(Items from a dataset)

※ ※ ※

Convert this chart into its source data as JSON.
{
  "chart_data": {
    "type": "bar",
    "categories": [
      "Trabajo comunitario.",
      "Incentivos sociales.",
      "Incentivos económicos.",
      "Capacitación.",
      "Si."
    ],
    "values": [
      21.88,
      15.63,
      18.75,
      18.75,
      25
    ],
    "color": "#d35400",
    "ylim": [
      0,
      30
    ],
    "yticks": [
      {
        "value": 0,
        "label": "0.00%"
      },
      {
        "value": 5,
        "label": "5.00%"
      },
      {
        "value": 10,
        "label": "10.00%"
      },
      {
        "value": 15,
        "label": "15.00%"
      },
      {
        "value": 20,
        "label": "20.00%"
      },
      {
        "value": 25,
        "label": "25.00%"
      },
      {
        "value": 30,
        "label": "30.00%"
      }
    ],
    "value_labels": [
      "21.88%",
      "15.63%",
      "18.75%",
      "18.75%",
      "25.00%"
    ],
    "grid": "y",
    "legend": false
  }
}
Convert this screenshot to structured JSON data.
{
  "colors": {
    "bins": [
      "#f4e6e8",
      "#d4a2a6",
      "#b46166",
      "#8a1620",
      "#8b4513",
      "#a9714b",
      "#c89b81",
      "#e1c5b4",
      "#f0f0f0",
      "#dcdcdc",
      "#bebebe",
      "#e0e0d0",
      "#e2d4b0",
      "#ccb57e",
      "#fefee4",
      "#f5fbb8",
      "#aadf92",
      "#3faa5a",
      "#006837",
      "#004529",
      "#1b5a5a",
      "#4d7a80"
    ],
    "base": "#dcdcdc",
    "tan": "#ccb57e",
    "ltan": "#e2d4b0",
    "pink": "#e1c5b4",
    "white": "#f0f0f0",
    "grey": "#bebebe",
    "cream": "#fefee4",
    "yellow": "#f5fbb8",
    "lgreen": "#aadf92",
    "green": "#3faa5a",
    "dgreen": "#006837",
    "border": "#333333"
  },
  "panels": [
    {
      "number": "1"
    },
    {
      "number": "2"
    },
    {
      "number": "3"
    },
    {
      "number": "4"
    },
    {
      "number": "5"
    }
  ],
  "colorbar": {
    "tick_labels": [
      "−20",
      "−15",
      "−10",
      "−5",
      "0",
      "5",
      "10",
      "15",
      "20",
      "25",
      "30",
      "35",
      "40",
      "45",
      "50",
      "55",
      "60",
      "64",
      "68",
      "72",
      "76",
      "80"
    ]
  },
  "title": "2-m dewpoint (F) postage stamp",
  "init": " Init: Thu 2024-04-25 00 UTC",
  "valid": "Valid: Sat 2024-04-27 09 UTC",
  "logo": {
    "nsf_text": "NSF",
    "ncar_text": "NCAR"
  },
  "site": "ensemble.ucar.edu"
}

※ ※ ※

## SET PROBLEM
Restate every entry word for word.

## RESULT
Convert this chart into its source data as JSON.
{
  "chart_data": {
    "type": "bar",
    "categories": [
      "Trabajo comunitario.",
      "Incentivos sociales.",
      "Incentivos económicos.",
      "Capacitación.",
      "Si."
    ],
    "values": [
      21.88,
      15.63,
      18.75,
      18.75,
      25
    ],
    "color": "#d35400",
    "ylim": [
      0,
      30
    ],
    "yticks": [
      {
        "value": 0,
        "label": "0.00%"
      },
      {
        "value": 5,
        "label": "5.00%"
      },
      {
        "value": 10,
        "label": "10.00%"
      },
      {
        "value": 15,
        "label": "15.00%"
      },
      {
        "value": 20,
        "label": "20.00%"
      },
      {
        "value": 25,
        "label": "25.00%"
      },
      {
        "value": 30,
        "label": "30.00%"
      }
    ],
    "value_labels": [
      "21.88%",
      "15.63%",
      "18.75%",
      "18.75%",
      "25.00%"
    ],
    "grid": "y",
    "legend": false
  }
}
Convert this screenshot to structured JSON data.
{
  "colors": {
    "bins": [
      "#f4e6e8",
      "#d4a2a6",
      "#b46166",
      "#8a1620",
      "#8b4513",
      "#a9714b",
      "#c89b81",
      "#e1c5b4",
      "#f0f0f0",
      "#dcdcdc",
      "#bebebe",
      "#e0e0d0",
      "#e2d4b0",
      "#ccb57e",
      "#fefee4",
      "#f5fbb8",
      "#aadf92",
      "#3faa5a",
      "#006837",
      "#004529",
      "#1b5a5a",
      "#4d7a80"
    ],
    "base": "#dcdcdc",
    "tan": "#ccb57e",
    "ltan": "#e2d4b0",
    "pink": "#e1c5b4",
    "white": "#f0f0f0",
    "grey": "#bebebe",
    "cream": "#fefee4",
    "yellow": "#f5fbb8",
    "lgreen": "#aadf92",
    "green": "#3faa5a",
    "dgreen": "#006837",
    "border": "#333333"
  },
  "panels": [
    {
      "number": "1"
    },
    {
      "number": "2"
    },
    {
      "number": "3"
    },
    {
      "number": "4"
    },
    {
      "number": "5"
    }
  ],
  "colorbar": {
    "tick_labels": [
      "−20",
      "−15",
      "−10",
      "−5",
      "0",
      "5",
      "10",
      "15",
      "20",
      "25",
      "30",
      "35",
      "40",
      "45",
      "50",
      "55",
      "60",
      "64",
      "68",
      "72",
      "76",
      "80"
    ]
  },
  "title": "2-m dewpoint (F) postage stamp",
  "init": " Init: Thu 2024-04-25 00 UTC",
  "valid": "Valid: Sat 2024-04-27 09 UTC",
  "logo": {
    "nsf_text": "NSF",
    "ncar_text": "NCAR"
  },
  "site": "ensemble.ucar.edu"
}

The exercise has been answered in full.